*Given task*: Output all the data exactly. Pictures do not belong in the copy.

(Dataset records)

begin

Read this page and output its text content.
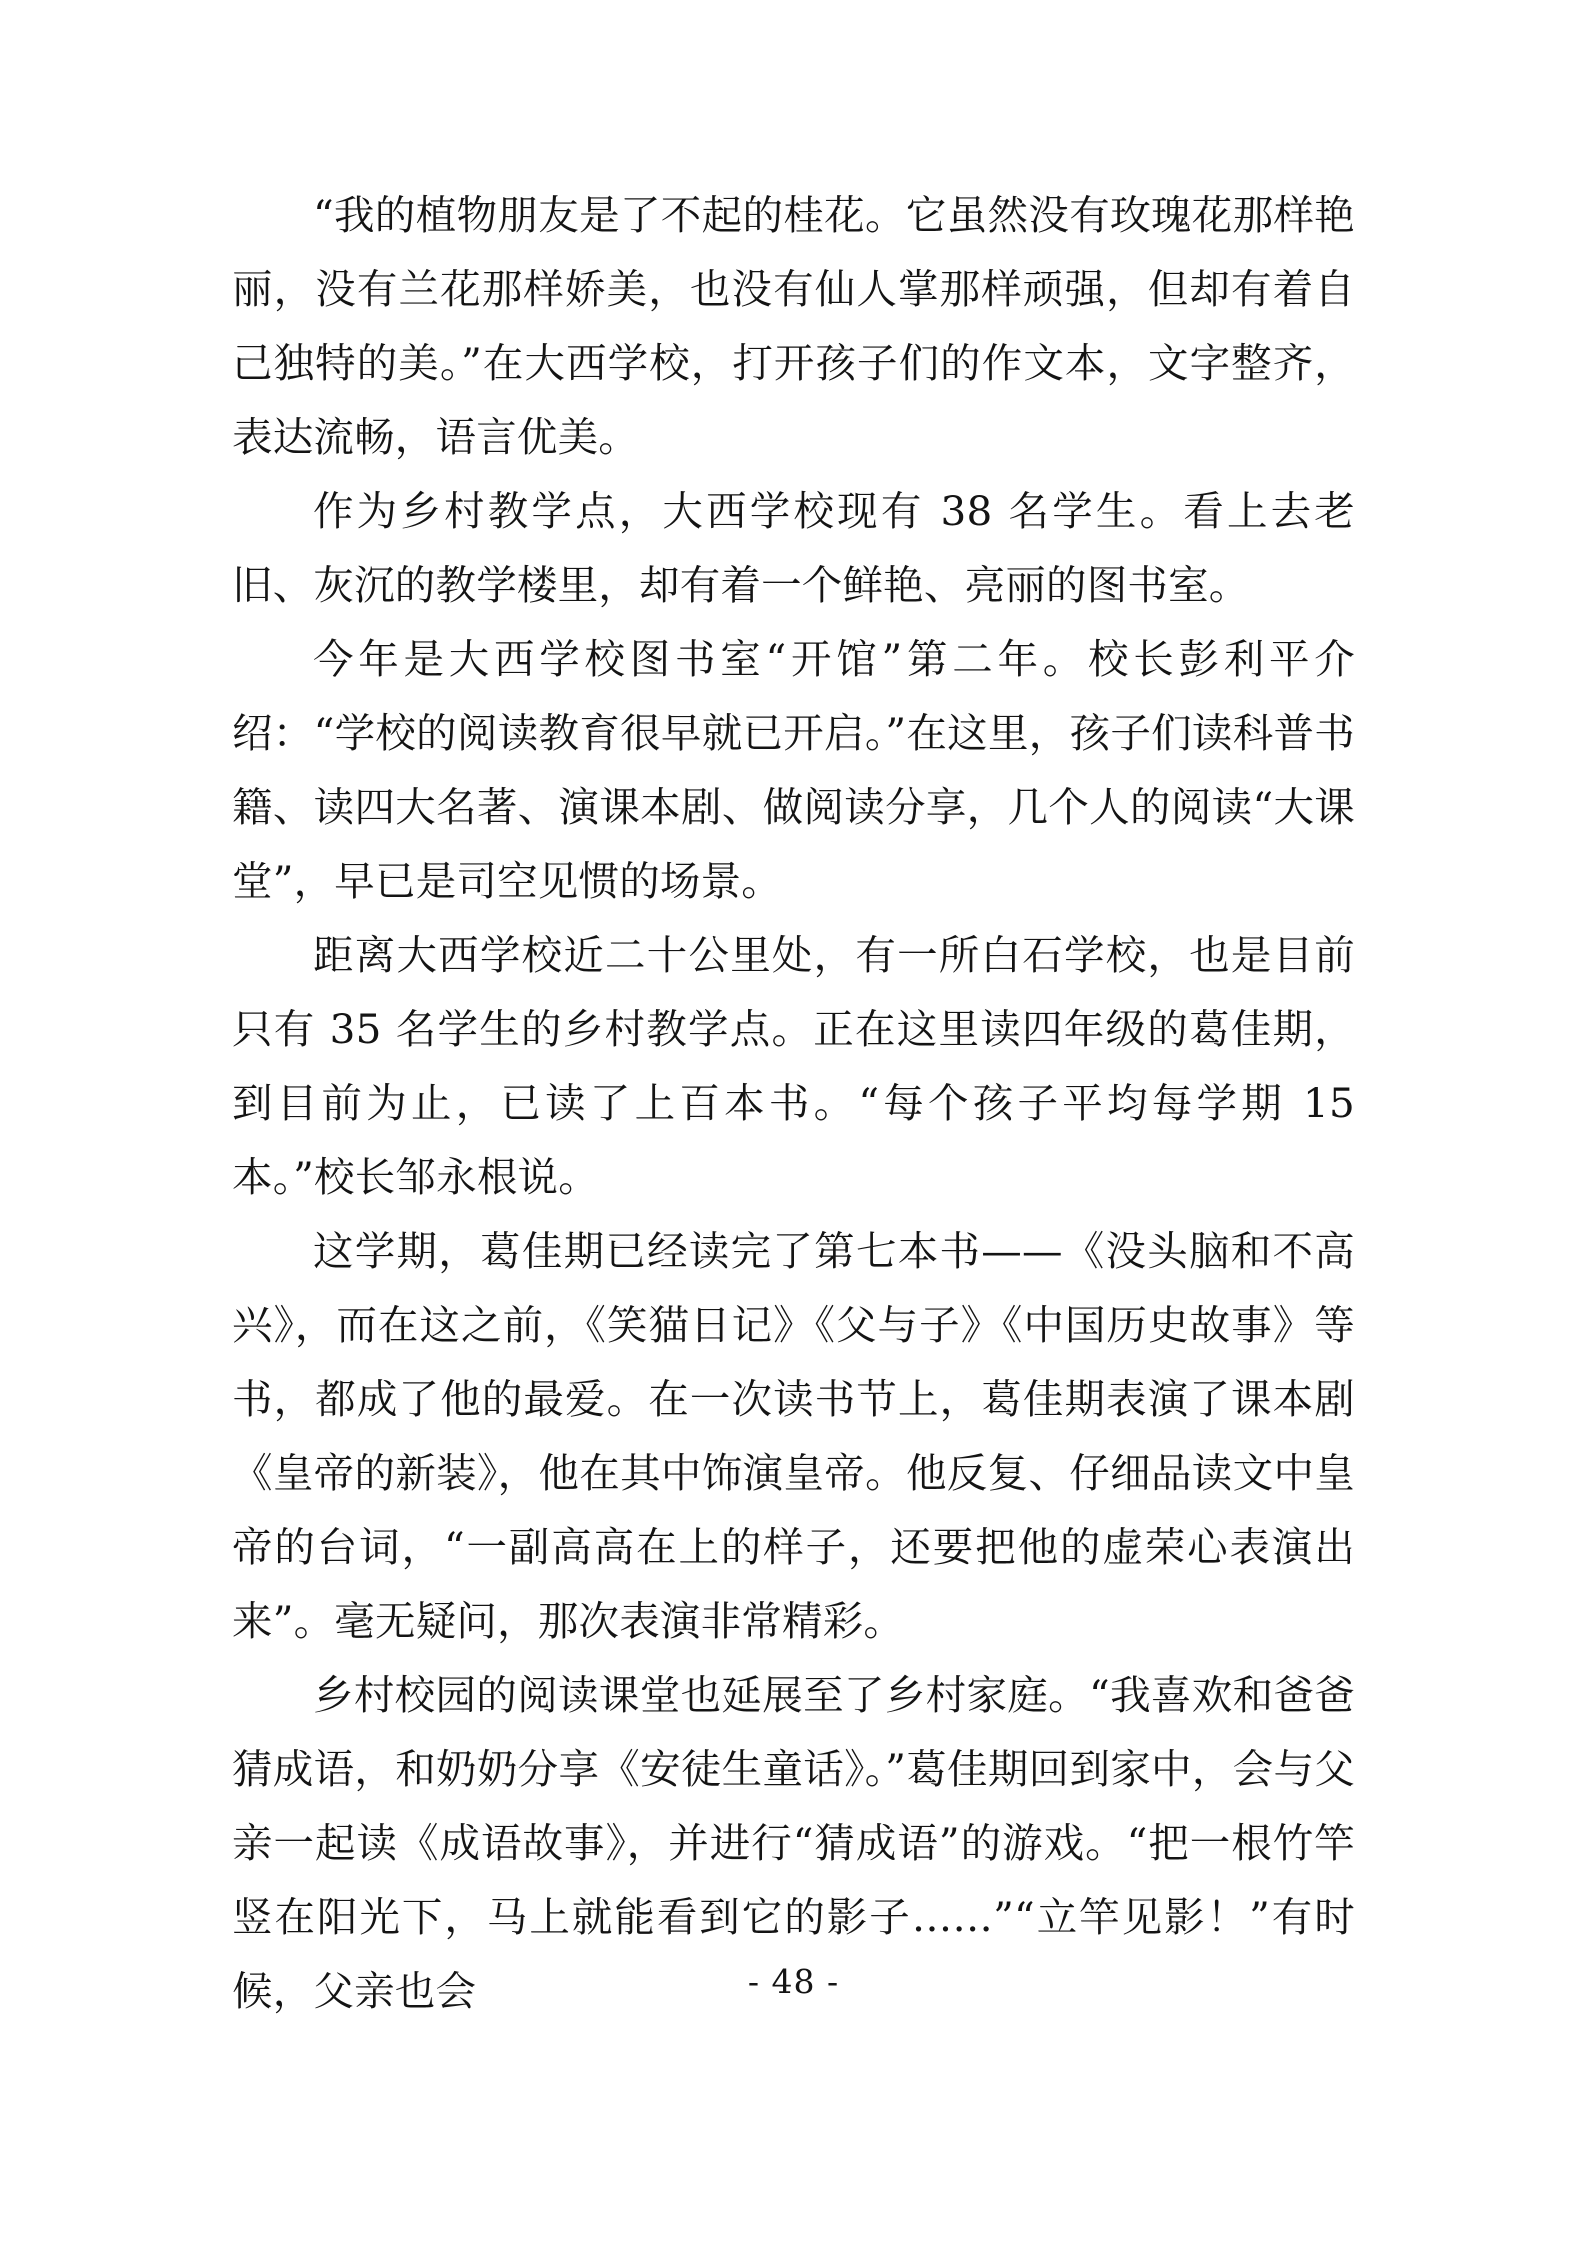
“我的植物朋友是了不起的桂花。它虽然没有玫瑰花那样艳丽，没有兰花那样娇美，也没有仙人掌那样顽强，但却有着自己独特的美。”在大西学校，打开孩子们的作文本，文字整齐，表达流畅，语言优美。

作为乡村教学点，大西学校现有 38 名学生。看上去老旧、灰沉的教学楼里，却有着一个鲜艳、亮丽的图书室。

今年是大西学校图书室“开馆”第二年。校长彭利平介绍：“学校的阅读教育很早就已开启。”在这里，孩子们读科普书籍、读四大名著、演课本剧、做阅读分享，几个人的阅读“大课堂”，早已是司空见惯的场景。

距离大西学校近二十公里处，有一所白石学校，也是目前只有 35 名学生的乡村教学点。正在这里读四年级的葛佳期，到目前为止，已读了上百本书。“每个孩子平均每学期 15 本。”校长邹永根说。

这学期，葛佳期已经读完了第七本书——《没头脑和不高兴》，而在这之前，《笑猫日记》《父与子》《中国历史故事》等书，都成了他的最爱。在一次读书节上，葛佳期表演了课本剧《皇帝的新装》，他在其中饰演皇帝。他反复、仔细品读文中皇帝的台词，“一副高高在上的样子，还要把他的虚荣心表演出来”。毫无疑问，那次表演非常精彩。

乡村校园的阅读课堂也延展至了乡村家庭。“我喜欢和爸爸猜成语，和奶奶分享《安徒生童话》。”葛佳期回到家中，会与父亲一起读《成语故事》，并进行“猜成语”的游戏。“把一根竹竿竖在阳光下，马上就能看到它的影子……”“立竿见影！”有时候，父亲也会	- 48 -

end

*Answer to the problem*:
Read this page and output its text content.
“我的植物朋友是了不起的桂花。它虽然没有玫瑰花那样艳丽，没有兰花那样娇美，也没有仙人掌那样顽强，但却有着自己独特的美。”在大西学校，打开孩子们的作文本，文字整齐，表达流畅，语言优美。

作为乡村教学点，大西学校现有 38 名学生。看上去老旧、灰沉的教学楼里，却有着一个鲜艳、亮丽的图书室。

今年是大西学校图书室“开馆”第二年。校长彭利平介绍：“学校的阅读教育很早就已开启。”在这里，孩子们读科普书籍、读四大名著、演课本剧、做阅读分享，几个人的阅读“大课堂”，早已是司空见惯的场景。

距离大西学校近二十公里处，有一所白石学校，也是目前只有 35 名学生的乡村教学点。正在这里读四年级的葛佳期，到目前为止，已读了上百本书。“每个孩子平均每学期 15 本。”校长邹永根说。

这学期，葛佳期已经读完了第七本书——《没头脑和不高兴》，而在这之前，《笑猫日记》《父与子》《中国历史故事》等书，都成了他的最爱。在一次读书节上，葛佳期表演了课本剧《皇帝的新装》，他在其中饰演皇帝。他反复、仔细品读文中皇帝的台词，“一副高高在上的样子，还要把他的虚荣心表演出来”。毫无疑问，那次表演非常精彩。

乡村校园的阅读课堂也延展至了乡村家庭。“我喜欢和爸爸猜成语，和奶奶分享《安徒生童话》。”葛佳期回到家中，会与父亲一起读《成语故事》，并进行“猜成语”的游戏。“把一根竹竿竖在阳光下，马上就能看到它的影子……”“立竿见影！”有时候，父亲也会	- 48 -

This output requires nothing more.